> **Written instruction**
Exactly reproduce the entries, dropping any pictures from your copy.

(Saved entries)
········

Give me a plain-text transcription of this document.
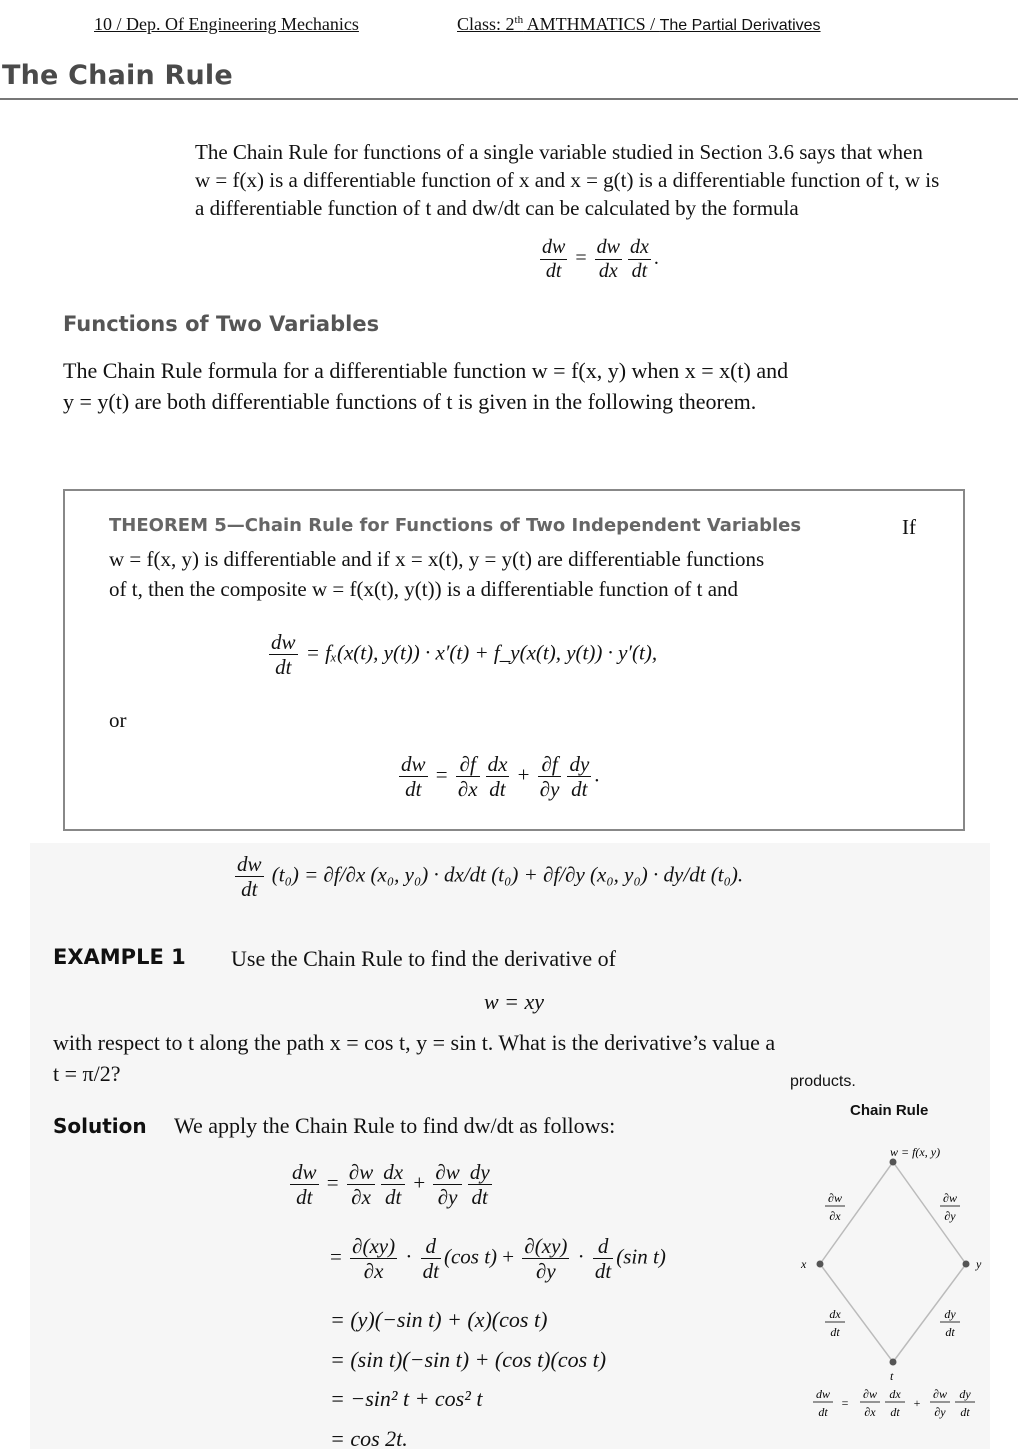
10 / Dep. Of Engineering Mechanics	Class: 2th AMTHMATICS / The Partial Derivatives
The Chain Rule
The Chain Rule for functions of a single variable studied in Section 3.6 says that when
w = f(x) is a differentiable function of x and x = g(t) is a differentiable function of t, w is
a differentiable function of t and dw/dt can be calculated by the formula
$\frac{dw}{dt} = \frac{dw}{dx} \frac{dx}{dt}$ .
Functions of Two Variables
The Chain Rule formula for a differentiable function w = f(x, y) when x = x(t) and
y = y(t) are both differentiable functions of t is given in the following theorem.
THEOREM 5—Chain Rule for Functions of Two Independent Variables	If
w = f(x, y) is differentiable and if x = x(t), y = y(t) are differentiable functions
of t, then the composite w = f(x(t), y(t)) is a differentiable function of t and
$\frac{dw}{dt} = f_x(x(t)$, y(t)) · x′(t) + f_y(x(t), y(t)) · y′(t),
or
$\frac{dw}{dt} = \frac{\partial f}{\partial x} \frac{dx}{dt} + \frac{\partial f}{\partial y} \frac{dy}{dt}$ .
$\frac{dw}{dt} (t_0) = \partial f/\partial x$ (x₀, y₀) · dx/dt (t₀) + ∂f/∂y (x₀, y₀) · dy/dt (t₀).
EXAMPLE 1 Use the Chain Rule to find the derivative of
w = xy
with respect to t along the path x = cos t, y = sin t. What is the derivative’s value a
t = π/2?	products.
Solution We apply the Chain Rule to find dw/dt as follows:
$\frac{dw}{dt} = \frac{\partial w}{\partial x} \frac{dx}{dt} + \frac{\partial w}{\partial y} \frac{dy}{dt}$
= $\frac{\partial(xy)}{\partial x} \cdot \frac{d}{dt} (\cos$ $t) + \frac{\partial(xy)}{\partial y} \cdot \frac{d}{dt} (\sin$ t)
= (y)(−sin t) + (x)(cos t)
= (sin t)(−sin t) + (cos t)(cos t)
= −sin² t + cos² t
= cos 2t.
Chain Rule
w = f(x, y)
x	y
t
∂w
∂x
∂w
∂y
dx
dt
dy
dt
dw
dt
=
∂w
∂x
dx
dt
+
∂w
∂y
dy
dt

········

> **Task result**
Give me a plain-text transcription of this document.
10 / Dep. Of Engineering Mechanics	Class: 2th AMTHMATICS / The Partial Derivatives
The Chain Rule
The Chain Rule for functions of a single variable studied in Section 3.6 says that when
w = f(x) is a differentiable function of x and x = g(t) is a differentiable function of t, w is
a differentiable function of t and dw/dt can be calculated by the formula
$\frac{dw}{dt} = \frac{dw}{dx} \frac{dx}{dt}$ .
Functions of Two Variables
The Chain Rule formula for a differentiable function w = f(x, y) when x = x(t) and
y = y(t) are both differentiable functions of t is given in the following theorem.
THEOREM 5—Chain Rule for Functions of Two Independent Variables	If
w = f(x, y) is differentiable and if x = x(t), y = y(t) are differentiable functions
of t, then the composite w = f(x(t), y(t)) is a differentiable function of t and
$\frac{dw}{dt} = f_x(x(t)$, y(t)) · x′(t) + f_y(x(t), y(t)) · y′(t),
or
$\frac{dw}{dt} = \frac{\partial f}{\partial x} \frac{dx}{dt} + \frac{\partial f}{\partial y} \frac{dy}{dt}$ .
$\frac{dw}{dt} (t_0) = \partial f/\partial x$ (x₀, y₀) · dx/dt (t₀) + ∂f/∂y (x₀, y₀) · dy/dt (t₀).
EXAMPLE 1 Use the Chain Rule to find the derivative of
w = xy
with respect to t along the path x = cos t, y = sin t. What is the derivative’s value a
t = π/2?	products.
Solution We apply the Chain Rule to find dw/dt as follows:
$\frac{dw}{dt} = \frac{\partial w}{\partial x} \frac{dx}{dt} + \frac{\partial w}{\partial y} \frac{dy}{dt}$
= $\frac{\partial(xy)}{\partial x} \cdot \frac{d}{dt} (\cos$ $t) + \frac{\partial(xy)}{\partial y} \cdot \frac{d}{dt} (\sin$ t)
= (y)(−sin t) + (x)(cos t)
= (sin t)(−sin t) + (cos t)(cos t)
= −sin² t + cos² t
= cos 2t.
Chain Rule
w = f(x, y)
x	y
t
∂w
∂x
∂w
∂y
dx
dt
dy
dt
dw
dt
=
∂w
∂x
dx
dt
+
∂w
∂y
dy
dt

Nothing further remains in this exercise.